#### Stored records

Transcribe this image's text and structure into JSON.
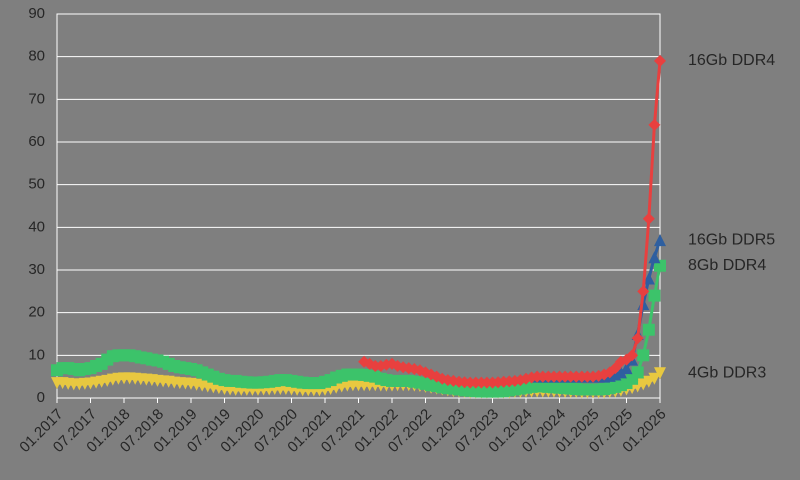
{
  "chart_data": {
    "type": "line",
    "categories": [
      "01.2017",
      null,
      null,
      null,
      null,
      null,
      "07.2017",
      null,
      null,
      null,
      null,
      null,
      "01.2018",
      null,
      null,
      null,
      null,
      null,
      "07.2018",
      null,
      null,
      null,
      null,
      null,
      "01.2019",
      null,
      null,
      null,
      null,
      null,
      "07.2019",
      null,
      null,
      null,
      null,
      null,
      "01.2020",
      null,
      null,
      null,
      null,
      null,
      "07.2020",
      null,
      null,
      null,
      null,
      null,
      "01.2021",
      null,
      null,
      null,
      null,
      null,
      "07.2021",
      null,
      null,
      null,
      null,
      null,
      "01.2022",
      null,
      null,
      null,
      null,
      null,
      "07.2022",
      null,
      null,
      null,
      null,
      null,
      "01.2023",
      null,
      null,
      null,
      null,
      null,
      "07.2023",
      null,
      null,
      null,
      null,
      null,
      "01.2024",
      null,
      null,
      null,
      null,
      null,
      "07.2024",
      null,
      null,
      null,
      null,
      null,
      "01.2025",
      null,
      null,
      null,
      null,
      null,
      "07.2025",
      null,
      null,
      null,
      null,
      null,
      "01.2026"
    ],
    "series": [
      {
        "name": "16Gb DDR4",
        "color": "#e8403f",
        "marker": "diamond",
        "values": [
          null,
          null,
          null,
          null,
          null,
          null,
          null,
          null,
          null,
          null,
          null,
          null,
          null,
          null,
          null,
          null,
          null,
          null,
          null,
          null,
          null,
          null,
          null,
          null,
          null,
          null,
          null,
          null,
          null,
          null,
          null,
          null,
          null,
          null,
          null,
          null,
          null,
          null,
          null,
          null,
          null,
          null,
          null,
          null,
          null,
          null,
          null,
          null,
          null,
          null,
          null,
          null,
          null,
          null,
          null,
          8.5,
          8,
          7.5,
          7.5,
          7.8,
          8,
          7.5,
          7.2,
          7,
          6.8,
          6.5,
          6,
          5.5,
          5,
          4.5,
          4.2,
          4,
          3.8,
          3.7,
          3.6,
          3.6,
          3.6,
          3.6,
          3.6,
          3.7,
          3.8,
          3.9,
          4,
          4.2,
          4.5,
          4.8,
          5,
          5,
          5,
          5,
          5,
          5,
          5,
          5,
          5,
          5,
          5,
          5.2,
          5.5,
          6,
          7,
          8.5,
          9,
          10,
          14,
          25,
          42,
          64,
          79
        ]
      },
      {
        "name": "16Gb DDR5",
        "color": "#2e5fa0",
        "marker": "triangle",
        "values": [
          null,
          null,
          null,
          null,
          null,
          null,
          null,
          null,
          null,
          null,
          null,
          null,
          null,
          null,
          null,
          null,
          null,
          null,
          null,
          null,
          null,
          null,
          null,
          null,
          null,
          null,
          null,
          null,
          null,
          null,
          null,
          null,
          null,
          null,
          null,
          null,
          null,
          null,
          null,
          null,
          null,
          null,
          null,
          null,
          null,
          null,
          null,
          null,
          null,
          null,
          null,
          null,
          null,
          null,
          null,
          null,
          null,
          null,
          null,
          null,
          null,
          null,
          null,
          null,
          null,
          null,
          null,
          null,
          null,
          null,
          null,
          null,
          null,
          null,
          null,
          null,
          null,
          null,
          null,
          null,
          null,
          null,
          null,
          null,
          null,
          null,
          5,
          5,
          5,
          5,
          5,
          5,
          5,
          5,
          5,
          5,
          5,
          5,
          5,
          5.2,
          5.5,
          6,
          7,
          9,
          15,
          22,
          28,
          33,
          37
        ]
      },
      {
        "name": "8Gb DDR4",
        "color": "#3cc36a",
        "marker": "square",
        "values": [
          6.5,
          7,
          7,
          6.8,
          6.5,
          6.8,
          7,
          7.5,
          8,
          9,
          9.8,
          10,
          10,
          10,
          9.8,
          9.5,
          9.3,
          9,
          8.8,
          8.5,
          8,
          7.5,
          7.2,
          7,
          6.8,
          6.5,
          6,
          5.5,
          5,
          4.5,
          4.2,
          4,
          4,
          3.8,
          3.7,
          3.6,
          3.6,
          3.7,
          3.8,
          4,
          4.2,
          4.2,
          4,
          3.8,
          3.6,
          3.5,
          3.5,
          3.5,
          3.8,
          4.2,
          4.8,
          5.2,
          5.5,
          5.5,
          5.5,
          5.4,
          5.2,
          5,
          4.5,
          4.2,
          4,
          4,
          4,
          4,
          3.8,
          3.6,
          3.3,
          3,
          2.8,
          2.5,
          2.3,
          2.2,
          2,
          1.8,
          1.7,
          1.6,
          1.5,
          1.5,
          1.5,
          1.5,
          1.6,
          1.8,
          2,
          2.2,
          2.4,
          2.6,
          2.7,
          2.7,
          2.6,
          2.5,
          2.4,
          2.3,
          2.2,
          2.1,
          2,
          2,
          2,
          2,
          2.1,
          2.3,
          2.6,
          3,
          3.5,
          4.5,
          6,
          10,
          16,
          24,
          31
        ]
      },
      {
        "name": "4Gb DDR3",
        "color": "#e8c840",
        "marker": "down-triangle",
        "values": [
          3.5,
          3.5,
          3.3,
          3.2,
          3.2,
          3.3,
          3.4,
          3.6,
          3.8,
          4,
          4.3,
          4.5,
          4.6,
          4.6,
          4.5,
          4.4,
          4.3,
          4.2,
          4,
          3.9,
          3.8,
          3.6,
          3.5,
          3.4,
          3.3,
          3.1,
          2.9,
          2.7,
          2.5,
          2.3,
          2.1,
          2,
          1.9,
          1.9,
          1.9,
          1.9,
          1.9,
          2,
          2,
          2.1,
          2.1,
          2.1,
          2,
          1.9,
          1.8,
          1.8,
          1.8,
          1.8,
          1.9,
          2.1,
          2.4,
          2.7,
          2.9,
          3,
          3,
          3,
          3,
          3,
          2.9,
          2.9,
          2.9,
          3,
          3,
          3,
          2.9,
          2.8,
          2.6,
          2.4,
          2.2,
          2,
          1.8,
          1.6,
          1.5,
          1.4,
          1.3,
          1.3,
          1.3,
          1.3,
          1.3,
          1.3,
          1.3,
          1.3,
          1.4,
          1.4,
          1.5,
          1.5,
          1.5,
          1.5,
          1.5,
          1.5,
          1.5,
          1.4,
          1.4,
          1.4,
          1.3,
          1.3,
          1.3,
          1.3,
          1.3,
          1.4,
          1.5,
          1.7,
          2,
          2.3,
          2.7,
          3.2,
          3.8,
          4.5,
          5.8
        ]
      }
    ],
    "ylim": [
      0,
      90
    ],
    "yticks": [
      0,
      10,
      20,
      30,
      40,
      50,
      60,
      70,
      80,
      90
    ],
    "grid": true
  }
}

########

◆ Task description
Quote the records above exactly, leaving out any pictures.

◆ Answer
Transcribe this image's text and structure into JSON.
{
  "chart_data": {
    "type": "line",
    "categories": [
      "01.2017",
      null,
      null,
      null,
      null,
      null,
      "07.2017",
      null,
      null,
      null,
      null,
      null,
      "01.2018",
      null,
      null,
      null,
      null,
      null,
      "07.2018",
      null,
      null,
      null,
      null,
      null,
      "01.2019",
      null,
      null,
      null,
      null,
      null,
      "07.2019",
      null,
      null,
      null,
      null,
      null,
      "01.2020",
      null,
      null,
      null,
      null,
      null,
      "07.2020",
      null,
      null,
      null,
      null,
      null,
      "01.2021",
      null,
      null,
      null,
      null,
      null,
      "07.2021",
      null,
      null,
      null,
      null,
      null,
      "01.2022",
      null,
      null,
      null,
      null,
      null,
      "07.2022",
      null,
      null,
      null,
      null,
      null,
      "01.2023",
      null,
      null,
      null,
      null,
      null,
      "07.2023",
      null,
      null,
      null,
      null,
      null,
      "01.2024",
      null,
      null,
      null,
      null,
      null,
      "07.2024",
      null,
      null,
      null,
      null,
      null,
      "01.2025",
      null,
      null,
      null,
      null,
      null,
      "07.2025",
      null,
      null,
      null,
      null,
      null,
      "01.2026"
    ],
    "series": [
      {
        "name": "16Gb DDR4",
        "color": "#e8403f",
        "marker": "diamond",
        "values": [
          null,
          null,
          null,
          null,
          null,
          null,
          null,
          null,
          null,
          null,
          null,
          null,
          null,
          null,
          null,
          null,
          null,
          null,
          null,
          null,
          null,
          null,
          null,
          null,
          null,
          null,
          null,
          null,
          null,
          null,
          null,
          null,
          null,
          null,
          null,
          null,
          null,
          null,
          null,
          null,
          null,
          null,
          null,
          null,
          null,
          null,
          null,
          null,
          null,
          null,
          null,
          null,
          null,
          null,
          null,
          8.5,
          8,
          7.5,
          7.5,
          7.8,
          8,
          7.5,
          7.2,
          7,
          6.8,
          6.5,
          6,
          5.5,
          5,
          4.5,
          4.2,
          4,
          3.8,
          3.7,
          3.6,
          3.6,
          3.6,
          3.6,
          3.6,
          3.7,
          3.8,
          3.9,
          4,
          4.2,
          4.5,
          4.8,
          5,
          5,
          5,
          5,
          5,
          5,
          5,
          5,
          5,
          5,
          5,
          5.2,
          5.5,
          6,
          7,
          8.5,
          9,
          10,
          14,
          25,
          42,
          64,
          79
        ]
      },
      {
        "name": "16Gb DDR5",
        "color": "#2e5fa0",
        "marker": "triangle",
        "values": [
          null,
          null,
          null,
          null,
          null,
          null,
          null,
          null,
          null,
          null,
          null,
          null,
          null,
          null,
          null,
          null,
          null,
          null,
          null,
          null,
          null,
          null,
          null,
          null,
          null,
          null,
          null,
          null,
          null,
          null,
          null,
          null,
          null,
          null,
          null,
          null,
          null,
          null,
          null,
          null,
          null,
          null,
          null,
          null,
          null,
          null,
          null,
          null,
          null,
          null,
          null,
          null,
          null,
          null,
          null,
          null,
          null,
          null,
          null,
          null,
          null,
          null,
          null,
          null,
          null,
          null,
          null,
          null,
          null,
          null,
          null,
          null,
          null,
          null,
          null,
          null,
          null,
          null,
          null,
          null,
          null,
          null,
          null,
          null,
          null,
          null,
          5,
          5,
          5,
          5,
          5,
          5,
          5,
          5,
          5,
          5,
          5,
          5,
          5,
          5.2,
          5.5,
          6,
          7,
          9,
          15,
          22,
          28,
          33,
          37
        ]
      },
      {
        "name": "8Gb DDR4",
        "color": "#3cc36a",
        "marker": "square",
        "values": [
          6.5,
          7,
          7,
          6.8,
          6.5,
          6.8,
          7,
          7.5,
          8,
          9,
          9.8,
          10,
          10,
          10,
          9.8,
          9.5,
          9.3,
          9,
          8.8,
          8.5,
          8,
          7.5,
          7.2,
          7,
          6.8,
          6.5,
          6,
          5.5,
          5,
          4.5,
          4.2,
          4,
          4,
          3.8,
          3.7,
          3.6,
          3.6,
          3.7,
          3.8,
          4,
          4.2,
          4.2,
          4,
          3.8,
          3.6,
          3.5,
          3.5,
          3.5,
          3.8,
          4.2,
          4.8,
          5.2,
          5.5,
          5.5,
          5.5,
          5.4,
          5.2,
          5,
          4.5,
          4.2,
          4,
          4,
          4,
          4,
          3.8,
          3.6,
          3.3,
          3,
          2.8,
          2.5,
          2.3,
          2.2,
          2,
          1.8,
          1.7,
          1.6,
          1.5,
          1.5,
          1.5,
          1.5,
          1.6,
          1.8,
          2,
          2.2,
          2.4,
          2.6,
          2.7,
          2.7,
          2.6,
          2.5,
          2.4,
          2.3,
          2.2,
          2.1,
          2,
          2,
          2,
          2,
          2.1,
          2.3,
          2.6,
          3,
          3.5,
          4.5,
          6,
          10,
          16,
          24,
          31
        ]
      },
      {
        "name": "4Gb DDR3",
        "color": "#e8c840",
        "marker": "down-triangle",
        "values": [
          3.5,
          3.5,
          3.3,
          3.2,
          3.2,
          3.3,
          3.4,
          3.6,
          3.8,
          4,
          4.3,
          4.5,
          4.6,
          4.6,
          4.5,
          4.4,
          4.3,
          4.2,
          4,
          3.9,
          3.8,
          3.6,
          3.5,
          3.4,
          3.3,
          3.1,
          2.9,
          2.7,
          2.5,
          2.3,
          2.1,
          2,
          1.9,
          1.9,
          1.9,
          1.9,
          1.9,
          2,
          2,
          2.1,
          2.1,
          2.1,
          2,
          1.9,
          1.8,
          1.8,
          1.8,
          1.8,
          1.9,
          2.1,
          2.4,
          2.7,
          2.9,
          3,
          3,
          3,
          3,
          3,
          2.9,
          2.9,
          2.9,
          3,
          3,
          3,
          2.9,
          2.8,
          2.6,
          2.4,
          2.2,
          2,
          1.8,
          1.6,
          1.5,
          1.4,
          1.3,
          1.3,
          1.3,
          1.3,
          1.3,
          1.3,
          1.3,
          1.3,
          1.4,
          1.4,
          1.5,
          1.5,
          1.5,
          1.5,
          1.5,
          1.5,
          1.5,
          1.4,
          1.4,
          1.4,
          1.3,
          1.3,
          1.3,
          1.3,
          1.3,
          1.4,
          1.5,
          1.7,
          2,
          2.3,
          2.7,
          3.2,
          3.8,
          4.5,
          5.8
        ]
      }
    ],
    "ylim": [
      0,
      90
    ],
    "yticks": [
      0,
      10,
      20,
      30,
      40,
      50,
      60,
      70,
      80,
      90
    ],
    "grid": true
  }
}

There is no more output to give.